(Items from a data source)

--- BEGIN ---

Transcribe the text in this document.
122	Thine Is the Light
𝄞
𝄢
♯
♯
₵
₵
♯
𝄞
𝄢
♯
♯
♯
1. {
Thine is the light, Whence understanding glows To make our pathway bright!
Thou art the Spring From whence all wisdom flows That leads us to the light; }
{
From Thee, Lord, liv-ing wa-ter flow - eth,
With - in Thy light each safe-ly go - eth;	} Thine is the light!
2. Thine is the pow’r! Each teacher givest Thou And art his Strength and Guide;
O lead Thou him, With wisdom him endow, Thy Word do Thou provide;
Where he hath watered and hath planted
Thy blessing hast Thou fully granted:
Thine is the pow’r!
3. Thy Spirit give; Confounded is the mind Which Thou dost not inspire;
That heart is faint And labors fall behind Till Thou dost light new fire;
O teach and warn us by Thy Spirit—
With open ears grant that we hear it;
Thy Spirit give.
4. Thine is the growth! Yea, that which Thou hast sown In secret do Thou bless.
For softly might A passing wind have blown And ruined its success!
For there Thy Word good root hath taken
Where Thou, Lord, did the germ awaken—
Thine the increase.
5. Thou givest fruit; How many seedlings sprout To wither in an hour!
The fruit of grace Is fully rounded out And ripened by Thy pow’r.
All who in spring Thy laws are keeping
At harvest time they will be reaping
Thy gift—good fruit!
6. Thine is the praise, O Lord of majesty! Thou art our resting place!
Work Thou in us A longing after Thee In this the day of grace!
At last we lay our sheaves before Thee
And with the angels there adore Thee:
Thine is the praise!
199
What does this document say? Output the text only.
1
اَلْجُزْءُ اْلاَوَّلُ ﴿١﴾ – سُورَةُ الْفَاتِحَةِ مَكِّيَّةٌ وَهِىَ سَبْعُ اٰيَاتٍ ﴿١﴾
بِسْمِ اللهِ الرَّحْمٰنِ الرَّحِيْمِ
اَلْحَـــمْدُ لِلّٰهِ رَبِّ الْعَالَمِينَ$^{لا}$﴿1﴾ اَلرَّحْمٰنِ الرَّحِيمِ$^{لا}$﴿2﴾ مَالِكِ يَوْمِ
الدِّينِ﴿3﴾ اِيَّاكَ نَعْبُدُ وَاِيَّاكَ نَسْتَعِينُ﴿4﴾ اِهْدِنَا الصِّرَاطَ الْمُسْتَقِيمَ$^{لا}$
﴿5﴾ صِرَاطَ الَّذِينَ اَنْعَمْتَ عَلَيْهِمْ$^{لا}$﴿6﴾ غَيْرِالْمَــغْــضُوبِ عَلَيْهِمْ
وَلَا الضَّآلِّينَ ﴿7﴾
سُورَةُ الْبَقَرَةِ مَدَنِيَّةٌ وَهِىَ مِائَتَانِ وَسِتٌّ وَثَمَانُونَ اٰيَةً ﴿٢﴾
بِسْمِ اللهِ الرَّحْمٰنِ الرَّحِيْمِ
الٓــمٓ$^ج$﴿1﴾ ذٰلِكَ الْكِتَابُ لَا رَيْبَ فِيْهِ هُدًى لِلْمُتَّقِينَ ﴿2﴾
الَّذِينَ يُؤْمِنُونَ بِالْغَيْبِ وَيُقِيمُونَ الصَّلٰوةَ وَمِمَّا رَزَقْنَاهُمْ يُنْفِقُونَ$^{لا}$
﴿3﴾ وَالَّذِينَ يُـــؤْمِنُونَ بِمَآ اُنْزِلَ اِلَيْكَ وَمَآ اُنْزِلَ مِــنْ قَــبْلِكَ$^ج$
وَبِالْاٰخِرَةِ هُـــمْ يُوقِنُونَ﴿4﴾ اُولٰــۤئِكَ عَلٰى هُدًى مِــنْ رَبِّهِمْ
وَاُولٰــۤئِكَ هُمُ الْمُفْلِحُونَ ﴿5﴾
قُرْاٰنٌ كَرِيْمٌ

--- END ---

■ SHORT EXERCISE ■
Extract the full listing above without altering anything.

■ THE SOLUTION ■
Transcribe the text in this document.
122	Thine Is the Light
𝄞
𝄢
♯
♯
₵
₵
♯
𝄞
𝄢
♯
♯
♯
1. {
Thine is the light, Whence understanding glows To make our pathway bright!
Thou art the Spring From whence all wisdom flows That leads us to the light; }
{
From Thee, Lord, liv-ing wa-ter flow - eth,
With - in Thy light each safe-ly go - eth;	} Thine is the light!
2. Thine is the pow’r! Each teacher givest Thou And art his Strength and Guide;
O lead Thou him, With wisdom him endow, Thy Word do Thou provide;
Where he hath watered and hath planted
Thy blessing hast Thou fully granted:
Thine is the pow’r!
3. Thy Spirit give; Confounded is the mind Which Thou dost not inspire;
That heart is faint And labors fall behind Till Thou dost light new fire;
O teach and warn us by Thy Spirit—
With open ears grant that we hear it;
Thy Spirit give.
4. Thine is the growth! Yea, that which Thou hast sown In secret do Thou bless.
For softly might A passing wind have blown And ruined its success!
For there Thy Word good root hath taken
Where Thou, Lord, did the germ awaken—
Thine the increase.
5. Thou givest fruit; How many seedlings sprout To wither in an hour!
The fruit of grace Is fully rounded out And ripened by Thy pow’r.
All who in spring Thy laws are keeping
At harvest time they will be reaping
Thy gift—good fruit!
6. Thine is the praise, O Lord of majesty! Thou art our resting place!
Work Thou in us A longing after Thee In this the day of grace!
At last we lay our sheaves before Thee
And with the angels there adore Thee:
Thine is the praise!
199
What does this document say? Output the text only.
1
اَلْجُزْءُ اْلاَوَّلُ ﴿١﴾ – سُورَةُ الْفَاتِحَةِ مَكِّيَّةٌ وَهِىَ سَبْعُ اٰيَاتٍ ﴿١﴾
بِسْمِ اللهِ الرَّحْمٰنِ الرَّحِيْمِ
اَلْحَـــمْدُ لِلّٰهِ رَبِّ الْعَالَمِينَ$^{لا}$﴿1﴾ اَلرَّحْمٰنِ الرَّحِيمِ$^{لا}$﴿2﴾ مَالِكِ يَوْمِ
الدِّينِ﴿3﴾ اِيَّاكَ نَعْبُدُ وَاِيَّاكَ نَسْتَعِينُ﴿4﴾ اِهْدِنَا الصِّرَاطَ الْمُسْتَقِيمَ$^{لا}$
﴿5﴾ صِرَاطَ الَّذِينَ اَنْعَمْتَ عَلَيْهِمْ$^{لا}$﴿6﴾ غَيْرِالْمَــغْــضُوبِ عَلَيْهِمْ
وَلَا الضَّآلِّينَ ﴿7﴾
سُورَةُ الْبَقَرَةِ مَدَنِيَّةٌ وَهِىَ مِائَتَانِ وَسِتٌّ وَثَمَانُونَ اٰيَةً ﴿٢﴾
بِسْمِ اللهِ الرَّحْمٰنِ الرَّحِيْمِ
الٓــمٓ$^ج$﴿1﴾ ذٰلِكَ الْكِتَابُ لَا رَيْبَ فِيْهِ هُدًى لِلْمُتَّقِينَ ﴿2﴾
الَّذِينَ يُؤْمِنُونَ بِالْغَيْبِ وَيُقِيمُونَ الصَّلٰوةَ وَمِمَّا رَزَقْنَاهُمْ يُنْفِقُونَ$^{لا}$
﴿3﴾ وَالَّذِينَ يُـــؤْمِنُونَ بِمَآ اُنْزِلَ اِلَيْكَ وَمَآ اُنْزِلَ مِــنْ قَــبْلِكَ$^ج$
وَبِالْاٰخِرَةِ هُـــمْ يُوقِنُونَ﴿4﴾ اُولٰــۤئِكَ عَلٰى هُدًى مِــنْ رَبِّهِمْ
وَاُولٰــۤئِكَ هُمُ الْمُفْلِحُونَ ﴿5﴾
قُرْاٰنٌ كَرِيْمٌ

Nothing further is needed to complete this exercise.